▶ **What to do**
Below are records. Transcribe exactly the lines from the one that contains "Read this page and output its text content." through the last line, leaving any pictures out.

▶ **Material for this exercise**

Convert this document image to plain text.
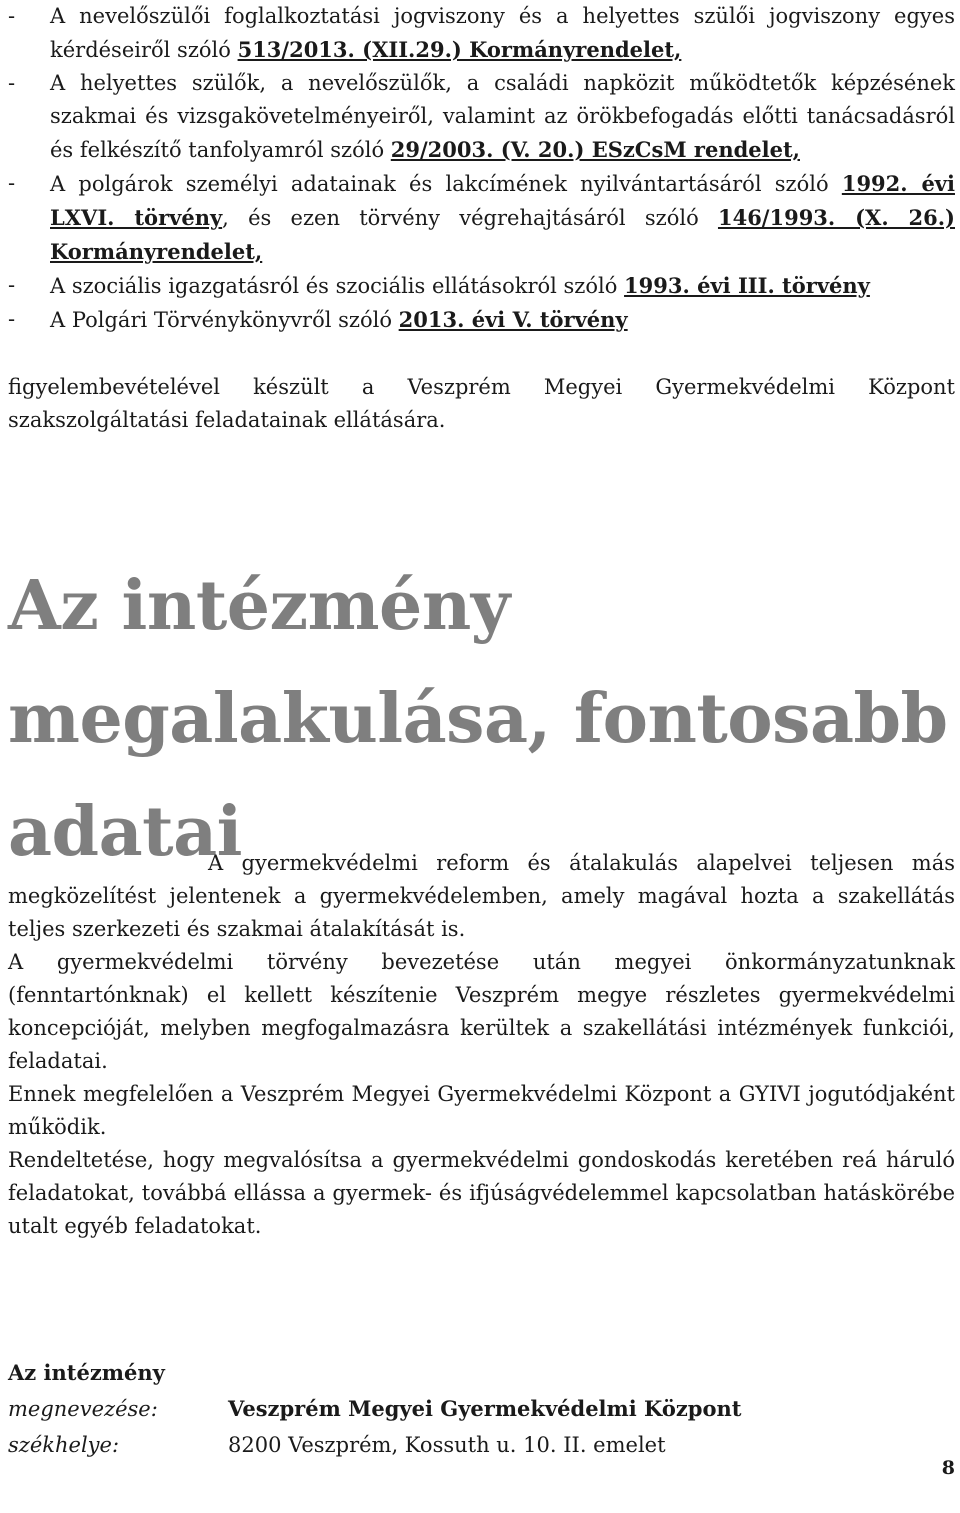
- A nevelőszülői foglalkoztatási jogviszony és a helyettes szülői jogviszony egyes kérdéseiről szóló 513/2013. (XII.29.) Kormányrendelet,
- A helyettes szülők, a nevelőszülők, a családi napközit működtetők képzésének szakmai és vizsgakövetelményeiről, valamint az örökbefogadás előtti tanácsadásról és felkészítő tanfolyamról szóló 29/2003. (V. 20.) ESzCsM rendelet,
- A polgárok személyi adatainak és lakcímének nyilvántartásáról szóló 1992. évi LXVI. törvény, és ezen törvény végrehajtásáról szóló 146/1993. (X. 26.) Kormányrendelet,
- A szociális igazgatásról és szociális ellátásokról szóló 1993. évi III. törvény
- A Polgári Törvénykönyvről szóló 2013. évi V. törvény

figyelembevételével készült a Veszprém Megyei Gyermekvédelmi Központ szakszolgáltatási feladatainak ellátására.

Az intézmény megalakulása, fontosabb adatai

A gyermekvédelmi reform és átalakulás alapelvei teljesen más megközelítést jelentenek a gyermekvédelemben, amely magával hozta a szakellátás teljes szerkezeti és szakmai átalakítását is.

A gyermekvédelmi törvény bevezetése után megyei önkormányzatunknak (fenntartónknak) el kellett készítenie Veszprém megye részletes gyermekvédelmi koncepcióját, melyben megfogalmazásra kerültek a szakellátási intézmények funkciói, feladatai.

Ennek megfelelően a Veszprém Megyei Gyermekvédelmi Központ a GYIVI jogutódjaként működik.

Rendeltetése, hogy megvalósítsa a gyermekvédelmi gondoskodás keretében reá háruló feladatokat, továbbá ellássa a gyermek- és ifjúságvédelemmel kapcsolatban hatáskörébe utalt egyéb feladatokat.

Az intézmény
megnevezése:	Veszprém Megyei Gyermekvédelmi Központ
székhelye:	8200 Veszprém, Kossuth u. 10. II. emelet
8
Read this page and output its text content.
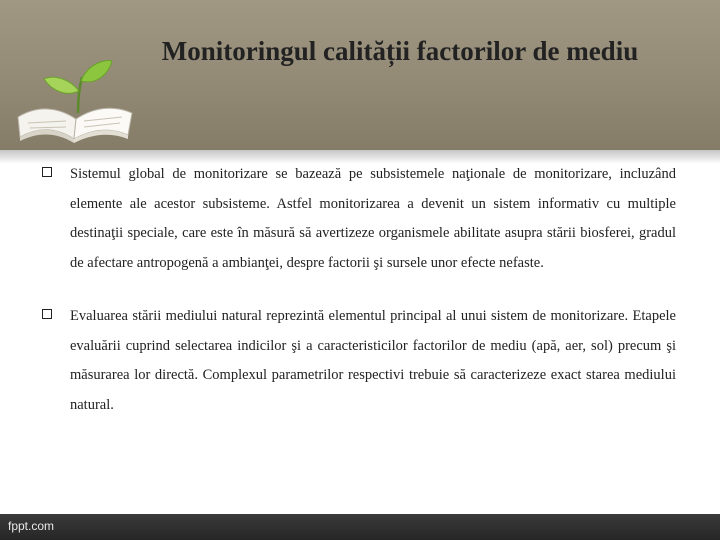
Monitoringul calității factorilor de mediu

Sistemul global de monitorizare se bazează pe subsistemele naţionale de monitorizare, incluzând elemente ale acestor subsisteme. Astfel monitorizarea a devenit un sistem informativ cu multiple destinaţii speciale, care este în măsură să avertizeze organismele abilitate asupra stării biosferei, gradul de afectare antropogenă a ambianţei, despre factorii şi sursele unor efecte nefaste.

Evaluarea stării mediului natural reprezintă elementul principal al unui sistem de monitorizare. Etapele evaluării cuprind selectarea indicilor şi a caracteristicilor factorilor de mediu (apă, aer, sol) precum şi măsurarea lor directă. Complexul parametrilor respectivi trebuie să caracterizeze exact starea mediului natural.

fppt.com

▶ **Exercise result**
Read this page and output its text content.
Monitoringul calității factorilor de mediu

Sistemul global de monitorizare se bazează pe subsistemele naţionale de monitorizare, incluzând elemente ale acestor subsisteme. Astfel monitorizarea a devenit un sistem informativ cu multiple destinaţii speciale, care este în măsură să avertizeze organismele abilitate asupra stării biosferei, gradul de afectare antropogenă a ambianţei, despre factorii şi sursele unor efecte nefaste.

Evaluarea stării mediului natural reprezintă elementul principal al unui sistem de monitorizare. Etapele evaluării cuprind selectarea indicilor şi a caracteristicilor factorilor de mediu (apă, aer, sol) precum şi măsurarea lor directă. Complexul parametrilor respectivi trebuie să caracterizeze exact starea mediului natural.

fppt.com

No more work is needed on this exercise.